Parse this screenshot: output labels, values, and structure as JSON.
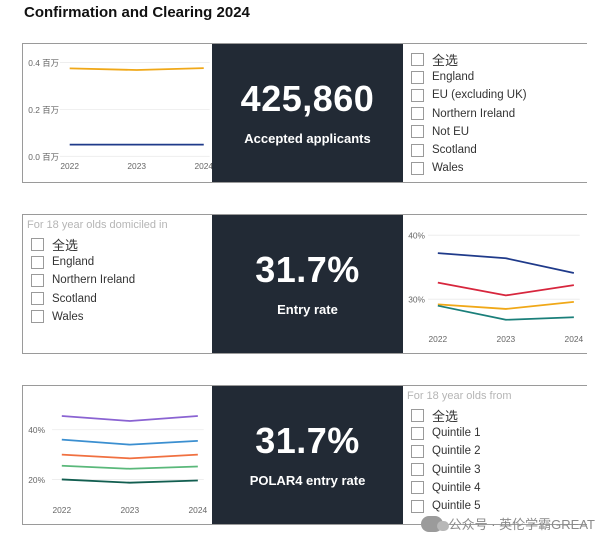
{
  "page": {
    "title": "Confirmation and Clearing 2024"
  },
  "row1": {
    "kpi": {
      "value": "425,860",
      "label": "Accepted applicants"
    },
    "slicer": {
      "items": [
        "全选",
        "England",
        "EU (excluding UK)",
        "Northern Ireland",
        "Not EU",
        "Scotland",
        "Wales"
      ]
    }
  },
  "row2": {
    "slicer": {
      "heading": "For 18 year olds domiciled in",
      "items": [
        "全选",
        "England",
        "Northern Ireland",
        "Scotland",
        "Wales"
      ]
    },
    "kpi": {
      "value": "31.7%",
      "label": "Entry rate"
    }
  },
  "row3": {
    "kpi": {
      "value": "31.7%",
      "label": "POLAR4 entry rate"
    },
    "slicer": {
      "heading": "For 18 year olds from",
      "items": [
        "全选",
        "Quintile 1",
        "Quintile 2",
        "Quintile 3",
        "Quintile 4",
        "Quintile 5"
      ]
    }
  },
  "watermark": {
    "text": "公众号 · 英伦学霸GREAT"
  },
  "chart_data": [
    {
      "type": "line",
      "x": [
        "2022",
        "2023",
        "2024"
      ],
      "yticks": [
        "0.4 百万",
        "0.2 百万",
        "0.0 百万"
      ],
      "ylim": [
        0,
        0.42
      ],
      "series": [
        {
          "color": "#f0a818",
          "values": [
            0.375,
            0.368,
            0.376
          ]
        },
        {
          "color": "#1f3a8a",
          "values": [
            0.05,
            0.05,
            0.05
          ]
        }
      ]
    },
    {
      "type": "line",
      "x": [
        "2022",
        "2023",
        "2024"
      ],
      "yticks": [
        "40%",
        "30%"
      ],
      "ylim": [
        25,
        41
      ],
      "series": [
        {
          "color": "#1f3a8a",
          "values": [
            37.2,
            36.4,
            34.1
          ]
        },
        {
          "color": "#d7263d",
          "values": [
            32.6,
            30.6,
            32.2
          ]
        },
        {
          "color": "#f0a818",
          "values": [
            29.2,
            28.5,
            29.6
          ]
        },
        {
          "color": "#1a7f7a",
          "values": [
            29.0,
            26.8,
            27.2
          ]
        }
      ]
    },
    {
      "type": "line",
      "x": [
        "2022",
        "2023",
        "2024"
      ],
      "yticks": [
        "40%",
        "20%"
      ],
      "ylim": [
        14,
        52
      ],
      "series": [
        {
          "color": "#8a63d2",
          "values": [
            45.5,
            43.5,
            45.5
          ]
        },
        {
          "color": "#3b8fd0",
          "values": [
            36,
            34,
            35.5
          ]
        },
        {
          "color": "#f07040",
          "values": [
            30,
            28.5,
            30
          ]
        },
        {
          "color": "#5ab87a",
          "values": [
            25.5,
            24.3,
            25.2
          ]
        },
        {
          "color": "#125e50",
          "values": [
            20,
            18.7,
            19.6
          ]
        }
      ]
    }
  ]
}
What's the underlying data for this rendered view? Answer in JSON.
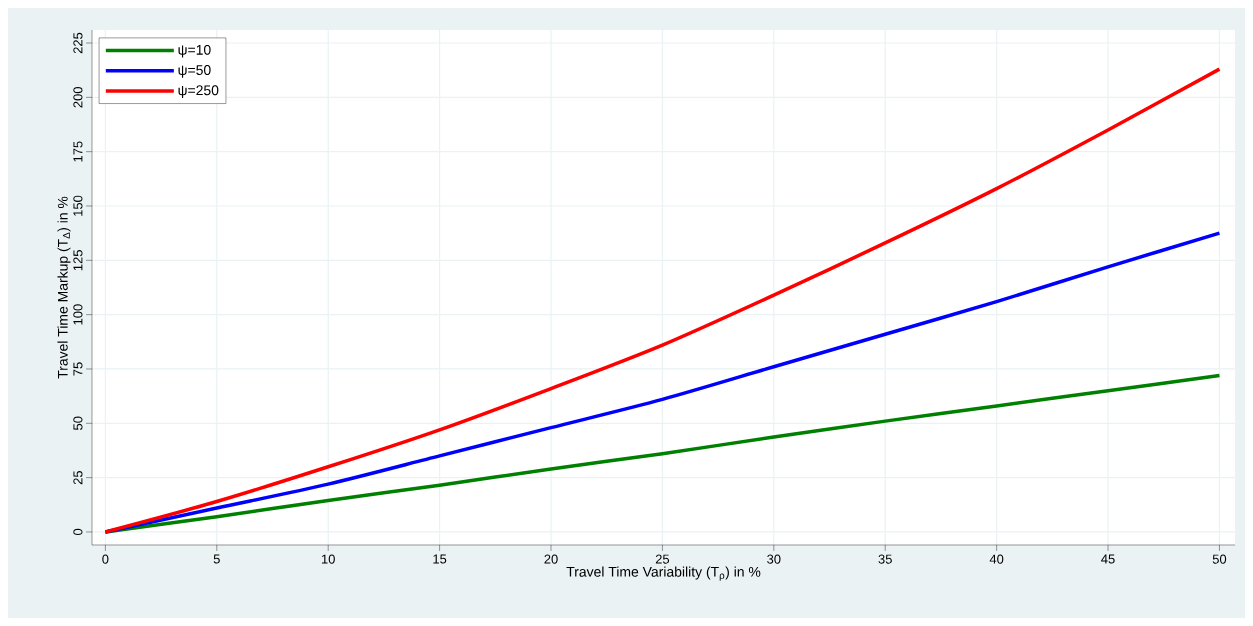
{
  "chart_data": {
    "type": "line",
    "xlabel": "Travel Time Variability (T$_{ρ}$) in %",
    "ylabel": "Travel Time Markup (T$_{Δ}$) in %",
    "x": [
      0,
      5,
      10,
      15,
      20,
      25,
      30,
      35,
      40,
      45,
      50
    ],
    "series": [
      {
        "name": "ψ=10",
        "color": "#008000",
        "values": [
          0,
          7,
          14.5,
          21.5,
          29,
          36,
          43.7,
          51,
          58,
          65,
          72
        ]
      },
      {
        "name": "ψ=50",
        "color": "#0000ff",
        "values": [
          0,
          11,
          22,
          35,
          48,
          61,
          76,
          91,
          106,
          122,
          137.5
        ]
      },
      {
        "name": "ψ=250",
        "color": "#ff0000",
        "values": [
          0,
          14,
          30,
          47,
          66,
          86,
          109,
          133,
          158,
          185,
          213
        ]
      }
    ],
    "xlim": [
      -0.6,
      50.7
    ],
    "ylim": [
      -6,
      231
    ],
    "xticks": [
      0,
      5,
      10,
      15,
      20,
      25,
      30,
      35,
      40,
      45,
      50
    ],
    "yticks": [
      0,
      25,
      50,
      75,
      100,
      125,
      150,
      175,
      200,
      225
    ],
    "grid": true,
    "legend": "top left",
    "marker": "none",
    "line_style": "solid"
  }
}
..............................
Pictures stay out; repeat all the rest of the records exactly.

Parse this screenshot: output labels, values, and structure as JSON.
{
  "page": {
    "title": "Confirmation and Clearing 2024"
  },
  "row1": {
    "kpi": {
      "value": "425,860",
      "label": "Accepted applicants"
    },
    "slicer": {
      "items": [
        "全选",
        "England",
        "EU (excluding UK)",
        "Northern Ireland",
        "Not EU",
        "Scotland",
        "Wales"
      ]
    }
  },
  "row2": {
    "slicer": {
      "heading": "For 18 year olds domiciled in",
      "items": [
        "全选",
        "England",
        "Northern Ireland",
        "Scotland",
        "Wales"
      ]
    },
    "kpi": {
      "value": "31.7%",
      "label": "Entry rate"
    }
  },
  "row3": {
    "kpi": {
      "value": "31.7%",
      "label": "POLAR4 entry rate"
    },
    "slicer": {
      "heading": "For 18 year olds from",
      "items": [
        "全选",
        "Quintile 1",
        "Quintile 2",
        "Quintile 3",
        "Quintile 4",
        "Quintile 5"
      ]
    }
  },
  "watermark": {
    "text": "公众号 · 英伦学霸GREAT"
  },
  "chart_data": [
    {
      "type": "line",
      "x": [
        "2022",
        "2023",
        "2024"
      ],
      "yticks": [
        "0.4 百万",
        "0.2 百万",
        "0.0 百万"
      ],
      "ylim": [
        0,
        0.42
      ],
      "series": [
        {
          "color": "#f0a818",
          "values": [
            0.375,
            0.368,
            0.376
          ]
        },
        {
          "color": "#1f3a8a",
          "values": [
            0.05,
            0.05,
            0.05
          ]
        }
      ]
    },
    {
      "type": "line",
      "x": [
        "2022",
        "2023",
        "2024"
      ],
      "yticks": [
        "40%",
        "30%"
      ],
      "ylim": [
        25,
        41
      ],
      "series": [
        {
          "color": "#1f3a8a",
          "values": [
            37.2,
            36.4,
            34.1
          ]
        },
        {
          "color": "#d7263d",
          "values": [
            32.6,
            30.6,
            32.2
          ]
        },
        {
          "color": "#f0a818",
          "values": [
            29.2,
            28.5,
            29.6
          ]
        },
        {
          "color": "#1a7f7a",
          "values": [
            29.0,
            26.8,
            27.2
          ]
        }
      ]
    },
    {
      "type": "line",
      "x": [
        "2022",
        "2023",
        "2024"
      ],
      "yticks": [
        "40%",
        "20%"
      ],
      "ylim": [
        14,
        52
      ],
      "series": [
        {
          "color": "#8a63d2",
          "values": [
            45.5,
            43.5,
            45.5
          ]
        },
        {
          "color": "#3b8fd0",
          "values": [
            36,
            34,
            35.5
          ]
        },
        {
          "color": "#f07040",
          "values": [
            30,
            28.5,
            30
          ]
        },
        {
          "color": "#5ab87a",
          "values": [
            25.5,
            24.3,
            25.2
          ]
        },
        {
          "color": "#125e50",
          "values": [
            20,
            18.7,
            19.6
          ]
        }
      ]
    }
  ]
}
What's the underlying data for this rendered view? Answer in JSON.
{
  "chart_data": {
    "type": "line",
    "xlabel": "Travel Time Variability (T$_{ρ}$) in %",
    "ylabel": "Travel Time Markup (T$_{Δ}$) in %",
    "x": [
      0,
      5,
      10,
      15,
      20,
      25,
      30,
      35,
      40,
      45,
      50
    ],
    "series": [
      {
        "name": "ψ=10",
        "color": "#008000",
        "values": [
          0,
          7,
          14.5,
          21.5,
          29,
          36,
          43.7,
          51,
          58,
          65,
          72
        ]
      },
      {
        "name": "ψ=50",
        "color": "#0000ff",
        "values": [
          0,
          11,
          22,
          35,
          48,
          61,
          76,
          91,
          106,
          122,
          137.5
        ]
      },
      {
        "name": "ψ=250",
        "color": "#ff0000",
        "values": [
          0,
          14,
          30,
          47,
          66,
          86,
          109,
          133,
          158,
          185,
          213
        ]
      }
    ],
    "xlim": [
      -0.6,
      50.7
    ],
    "ylim": [
      -6,
      231
    ],
    "xticks": [
      0,
      5,
      10,
      15,
      20,
      25,
      30,
      35,
      40,
      45,
      50
    ],
    "yticks": [
      0,
      25,
      50,
      75,
      100,
      125,
      150,
      175,
      200,
      225
    ],
    "grid": true,
    "legend": "top left",
    "marker": "none",
    "line_style": "solid"
  }
}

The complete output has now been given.